(Dataset excerpts)
___

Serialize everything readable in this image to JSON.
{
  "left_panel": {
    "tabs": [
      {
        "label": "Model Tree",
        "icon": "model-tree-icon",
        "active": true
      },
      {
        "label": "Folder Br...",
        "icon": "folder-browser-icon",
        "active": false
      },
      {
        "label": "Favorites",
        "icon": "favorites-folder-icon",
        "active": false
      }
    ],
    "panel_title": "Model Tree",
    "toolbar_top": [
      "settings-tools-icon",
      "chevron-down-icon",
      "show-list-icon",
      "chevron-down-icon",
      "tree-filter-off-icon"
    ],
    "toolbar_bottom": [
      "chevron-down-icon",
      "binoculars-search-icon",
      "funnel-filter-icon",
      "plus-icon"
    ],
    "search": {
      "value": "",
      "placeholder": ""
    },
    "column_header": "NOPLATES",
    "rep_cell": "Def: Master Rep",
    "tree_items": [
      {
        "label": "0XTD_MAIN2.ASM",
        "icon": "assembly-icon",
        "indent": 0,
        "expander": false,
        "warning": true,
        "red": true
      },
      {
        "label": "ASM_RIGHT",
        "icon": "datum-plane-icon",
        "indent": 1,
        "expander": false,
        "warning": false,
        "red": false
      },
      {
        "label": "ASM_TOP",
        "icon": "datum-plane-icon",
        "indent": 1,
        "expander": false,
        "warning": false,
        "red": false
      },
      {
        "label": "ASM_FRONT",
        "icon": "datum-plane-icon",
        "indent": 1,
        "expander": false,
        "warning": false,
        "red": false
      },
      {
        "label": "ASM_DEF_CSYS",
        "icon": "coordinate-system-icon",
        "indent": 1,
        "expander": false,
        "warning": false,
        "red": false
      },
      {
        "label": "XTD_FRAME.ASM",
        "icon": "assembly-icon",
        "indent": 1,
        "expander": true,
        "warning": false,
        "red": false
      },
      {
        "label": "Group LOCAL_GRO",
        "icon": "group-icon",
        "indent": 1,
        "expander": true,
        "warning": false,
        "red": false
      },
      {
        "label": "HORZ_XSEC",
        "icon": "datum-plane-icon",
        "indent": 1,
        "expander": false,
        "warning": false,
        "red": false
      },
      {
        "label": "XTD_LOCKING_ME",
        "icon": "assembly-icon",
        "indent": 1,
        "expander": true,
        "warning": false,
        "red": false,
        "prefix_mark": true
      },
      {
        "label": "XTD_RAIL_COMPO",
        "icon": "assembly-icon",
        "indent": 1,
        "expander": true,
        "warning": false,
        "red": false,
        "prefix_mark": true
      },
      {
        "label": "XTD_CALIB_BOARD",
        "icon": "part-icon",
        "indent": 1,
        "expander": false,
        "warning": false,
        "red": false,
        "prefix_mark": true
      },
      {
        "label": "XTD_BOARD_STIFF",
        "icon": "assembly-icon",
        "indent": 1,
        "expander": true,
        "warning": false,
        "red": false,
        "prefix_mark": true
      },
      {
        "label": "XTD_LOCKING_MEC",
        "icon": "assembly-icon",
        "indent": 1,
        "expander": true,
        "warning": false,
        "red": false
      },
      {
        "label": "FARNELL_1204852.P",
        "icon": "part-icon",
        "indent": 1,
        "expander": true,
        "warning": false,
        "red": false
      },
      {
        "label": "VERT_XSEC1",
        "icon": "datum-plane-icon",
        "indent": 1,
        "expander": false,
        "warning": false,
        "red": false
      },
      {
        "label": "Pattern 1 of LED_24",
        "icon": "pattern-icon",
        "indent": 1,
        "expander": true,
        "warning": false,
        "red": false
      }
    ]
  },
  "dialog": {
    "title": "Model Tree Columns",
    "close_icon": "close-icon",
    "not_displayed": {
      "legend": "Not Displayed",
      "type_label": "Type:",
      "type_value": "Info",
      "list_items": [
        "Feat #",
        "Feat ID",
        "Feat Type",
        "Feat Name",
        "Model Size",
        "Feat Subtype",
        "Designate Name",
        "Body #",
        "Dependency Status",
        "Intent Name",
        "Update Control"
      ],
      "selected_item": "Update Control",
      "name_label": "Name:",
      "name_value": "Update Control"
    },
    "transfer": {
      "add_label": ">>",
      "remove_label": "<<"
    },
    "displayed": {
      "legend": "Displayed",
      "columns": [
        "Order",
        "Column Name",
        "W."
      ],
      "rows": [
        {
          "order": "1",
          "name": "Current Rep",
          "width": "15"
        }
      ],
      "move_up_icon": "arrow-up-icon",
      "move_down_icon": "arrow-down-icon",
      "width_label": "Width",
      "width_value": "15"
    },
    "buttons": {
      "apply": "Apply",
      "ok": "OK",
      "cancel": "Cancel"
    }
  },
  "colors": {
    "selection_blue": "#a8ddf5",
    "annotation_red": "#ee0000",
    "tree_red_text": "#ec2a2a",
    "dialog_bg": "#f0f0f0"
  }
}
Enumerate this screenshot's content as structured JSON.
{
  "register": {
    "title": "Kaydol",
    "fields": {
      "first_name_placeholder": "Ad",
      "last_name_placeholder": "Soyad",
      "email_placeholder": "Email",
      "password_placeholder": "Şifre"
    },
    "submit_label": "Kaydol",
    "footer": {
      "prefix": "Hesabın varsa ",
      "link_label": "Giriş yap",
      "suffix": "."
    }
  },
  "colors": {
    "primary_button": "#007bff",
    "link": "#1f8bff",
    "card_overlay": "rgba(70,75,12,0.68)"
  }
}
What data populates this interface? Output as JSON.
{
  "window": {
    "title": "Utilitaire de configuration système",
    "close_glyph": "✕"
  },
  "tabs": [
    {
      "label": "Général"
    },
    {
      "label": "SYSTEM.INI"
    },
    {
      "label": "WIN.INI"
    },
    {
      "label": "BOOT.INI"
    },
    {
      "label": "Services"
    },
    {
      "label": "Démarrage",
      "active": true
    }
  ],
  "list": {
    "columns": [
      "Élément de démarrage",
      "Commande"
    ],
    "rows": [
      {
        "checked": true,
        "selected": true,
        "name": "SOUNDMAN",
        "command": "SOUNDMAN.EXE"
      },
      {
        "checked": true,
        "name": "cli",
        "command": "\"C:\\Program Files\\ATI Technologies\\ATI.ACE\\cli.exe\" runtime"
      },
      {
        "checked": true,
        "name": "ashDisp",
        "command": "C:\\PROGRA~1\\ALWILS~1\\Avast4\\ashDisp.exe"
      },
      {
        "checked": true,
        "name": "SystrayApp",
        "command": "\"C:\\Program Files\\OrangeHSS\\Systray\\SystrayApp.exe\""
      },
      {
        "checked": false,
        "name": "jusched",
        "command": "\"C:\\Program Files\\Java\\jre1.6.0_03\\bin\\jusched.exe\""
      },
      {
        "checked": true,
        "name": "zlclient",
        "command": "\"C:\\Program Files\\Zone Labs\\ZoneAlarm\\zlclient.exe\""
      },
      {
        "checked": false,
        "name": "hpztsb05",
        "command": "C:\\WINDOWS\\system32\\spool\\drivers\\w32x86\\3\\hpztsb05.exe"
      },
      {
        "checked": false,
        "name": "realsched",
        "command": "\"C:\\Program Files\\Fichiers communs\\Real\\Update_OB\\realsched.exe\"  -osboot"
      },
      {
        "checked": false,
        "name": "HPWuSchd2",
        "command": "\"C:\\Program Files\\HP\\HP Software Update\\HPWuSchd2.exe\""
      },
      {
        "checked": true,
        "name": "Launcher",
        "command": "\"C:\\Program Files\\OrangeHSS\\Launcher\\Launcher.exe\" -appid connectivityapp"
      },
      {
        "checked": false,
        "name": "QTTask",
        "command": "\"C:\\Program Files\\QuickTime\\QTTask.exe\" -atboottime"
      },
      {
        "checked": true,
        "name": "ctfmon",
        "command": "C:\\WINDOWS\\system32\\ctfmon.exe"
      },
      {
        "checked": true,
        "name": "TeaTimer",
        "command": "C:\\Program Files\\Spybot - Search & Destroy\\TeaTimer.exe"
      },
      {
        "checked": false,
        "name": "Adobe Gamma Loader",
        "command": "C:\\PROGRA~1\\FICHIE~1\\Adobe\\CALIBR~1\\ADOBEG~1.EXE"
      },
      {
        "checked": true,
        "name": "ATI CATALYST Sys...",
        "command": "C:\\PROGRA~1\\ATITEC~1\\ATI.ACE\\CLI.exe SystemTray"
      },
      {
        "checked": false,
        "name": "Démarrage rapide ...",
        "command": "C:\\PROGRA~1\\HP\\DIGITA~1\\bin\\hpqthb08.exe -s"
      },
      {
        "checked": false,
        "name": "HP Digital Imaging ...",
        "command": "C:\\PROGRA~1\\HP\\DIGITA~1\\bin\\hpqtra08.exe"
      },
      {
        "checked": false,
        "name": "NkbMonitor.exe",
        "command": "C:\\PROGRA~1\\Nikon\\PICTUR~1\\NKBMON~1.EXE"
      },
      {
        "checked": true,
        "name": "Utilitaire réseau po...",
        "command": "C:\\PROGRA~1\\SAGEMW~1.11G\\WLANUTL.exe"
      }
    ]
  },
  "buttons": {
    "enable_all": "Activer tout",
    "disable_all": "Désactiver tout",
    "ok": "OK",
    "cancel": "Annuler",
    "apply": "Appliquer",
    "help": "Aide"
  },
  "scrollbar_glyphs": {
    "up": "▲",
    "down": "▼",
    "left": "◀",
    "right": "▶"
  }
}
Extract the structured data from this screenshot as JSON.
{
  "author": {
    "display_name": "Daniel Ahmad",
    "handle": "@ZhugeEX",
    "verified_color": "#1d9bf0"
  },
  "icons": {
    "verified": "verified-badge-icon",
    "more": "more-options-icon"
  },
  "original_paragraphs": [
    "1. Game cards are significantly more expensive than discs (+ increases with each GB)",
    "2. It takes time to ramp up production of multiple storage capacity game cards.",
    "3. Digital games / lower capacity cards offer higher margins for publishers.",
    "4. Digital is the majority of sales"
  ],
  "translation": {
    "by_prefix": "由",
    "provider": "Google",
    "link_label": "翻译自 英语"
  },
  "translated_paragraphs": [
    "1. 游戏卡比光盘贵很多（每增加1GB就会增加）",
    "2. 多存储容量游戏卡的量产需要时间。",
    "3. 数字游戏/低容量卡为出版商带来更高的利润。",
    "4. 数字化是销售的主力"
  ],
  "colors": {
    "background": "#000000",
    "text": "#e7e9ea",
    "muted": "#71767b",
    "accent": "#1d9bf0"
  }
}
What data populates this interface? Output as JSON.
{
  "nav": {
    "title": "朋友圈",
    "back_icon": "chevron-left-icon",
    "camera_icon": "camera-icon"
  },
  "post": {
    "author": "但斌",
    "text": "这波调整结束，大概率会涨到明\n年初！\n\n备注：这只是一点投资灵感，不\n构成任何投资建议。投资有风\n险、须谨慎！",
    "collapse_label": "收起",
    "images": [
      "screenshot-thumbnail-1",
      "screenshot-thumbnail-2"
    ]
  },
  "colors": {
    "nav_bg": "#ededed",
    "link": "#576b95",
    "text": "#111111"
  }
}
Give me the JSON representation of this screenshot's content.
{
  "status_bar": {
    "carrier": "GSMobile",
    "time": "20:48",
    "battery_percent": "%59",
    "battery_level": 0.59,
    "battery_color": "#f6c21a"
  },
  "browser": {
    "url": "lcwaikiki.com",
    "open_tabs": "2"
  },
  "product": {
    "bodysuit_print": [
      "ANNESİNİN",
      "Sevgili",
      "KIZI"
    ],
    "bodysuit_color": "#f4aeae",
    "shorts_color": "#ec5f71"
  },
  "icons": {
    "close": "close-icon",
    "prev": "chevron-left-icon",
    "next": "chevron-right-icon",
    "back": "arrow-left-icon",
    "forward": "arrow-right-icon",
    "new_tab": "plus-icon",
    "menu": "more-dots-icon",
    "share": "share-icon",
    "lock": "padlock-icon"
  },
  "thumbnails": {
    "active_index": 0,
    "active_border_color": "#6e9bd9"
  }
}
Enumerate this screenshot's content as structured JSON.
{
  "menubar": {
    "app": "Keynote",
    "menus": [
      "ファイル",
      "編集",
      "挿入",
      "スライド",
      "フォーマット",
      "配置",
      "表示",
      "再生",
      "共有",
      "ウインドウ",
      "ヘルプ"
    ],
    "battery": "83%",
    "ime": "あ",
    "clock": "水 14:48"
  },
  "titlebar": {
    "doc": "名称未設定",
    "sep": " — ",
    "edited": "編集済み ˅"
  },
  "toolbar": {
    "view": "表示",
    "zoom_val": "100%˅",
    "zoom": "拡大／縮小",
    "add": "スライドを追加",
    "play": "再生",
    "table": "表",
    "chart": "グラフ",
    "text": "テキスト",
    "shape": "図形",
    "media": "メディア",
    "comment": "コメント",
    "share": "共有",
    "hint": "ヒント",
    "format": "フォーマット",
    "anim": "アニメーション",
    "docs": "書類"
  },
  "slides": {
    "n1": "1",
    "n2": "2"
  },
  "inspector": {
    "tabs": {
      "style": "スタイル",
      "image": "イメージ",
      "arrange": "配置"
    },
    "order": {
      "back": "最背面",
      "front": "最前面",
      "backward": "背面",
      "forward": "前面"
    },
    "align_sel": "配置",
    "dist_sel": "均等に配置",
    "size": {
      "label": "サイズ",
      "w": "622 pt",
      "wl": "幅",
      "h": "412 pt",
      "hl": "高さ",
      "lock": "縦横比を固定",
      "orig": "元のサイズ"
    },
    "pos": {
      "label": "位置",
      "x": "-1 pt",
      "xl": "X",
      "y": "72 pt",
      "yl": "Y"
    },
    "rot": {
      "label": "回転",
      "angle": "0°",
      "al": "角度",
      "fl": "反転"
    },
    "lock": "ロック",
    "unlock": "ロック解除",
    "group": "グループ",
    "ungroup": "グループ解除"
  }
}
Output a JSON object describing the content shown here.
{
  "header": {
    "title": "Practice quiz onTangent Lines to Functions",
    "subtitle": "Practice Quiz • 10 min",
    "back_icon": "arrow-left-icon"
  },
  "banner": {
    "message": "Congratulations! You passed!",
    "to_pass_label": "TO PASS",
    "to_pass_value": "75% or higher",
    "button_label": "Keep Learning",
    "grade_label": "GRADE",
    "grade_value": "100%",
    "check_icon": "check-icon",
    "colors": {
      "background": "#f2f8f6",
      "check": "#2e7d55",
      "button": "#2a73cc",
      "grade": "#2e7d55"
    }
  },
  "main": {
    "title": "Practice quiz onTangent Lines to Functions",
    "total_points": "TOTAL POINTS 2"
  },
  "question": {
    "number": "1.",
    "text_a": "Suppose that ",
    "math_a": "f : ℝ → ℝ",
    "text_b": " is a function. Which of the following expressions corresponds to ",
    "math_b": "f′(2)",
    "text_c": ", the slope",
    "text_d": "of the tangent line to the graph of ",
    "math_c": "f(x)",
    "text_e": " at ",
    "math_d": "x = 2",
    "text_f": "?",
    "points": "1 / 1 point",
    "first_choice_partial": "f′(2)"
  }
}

___

Set problem
Select and copy every line of the material that holds the string "Adobe".

Exercise answer
        "name": "Adobe Gamma Loader",
        "command": "C:\\PROGRA~1\\FICHIE~1\\Adobe\\CALIBR~1\\ADOBEG~1.EXE"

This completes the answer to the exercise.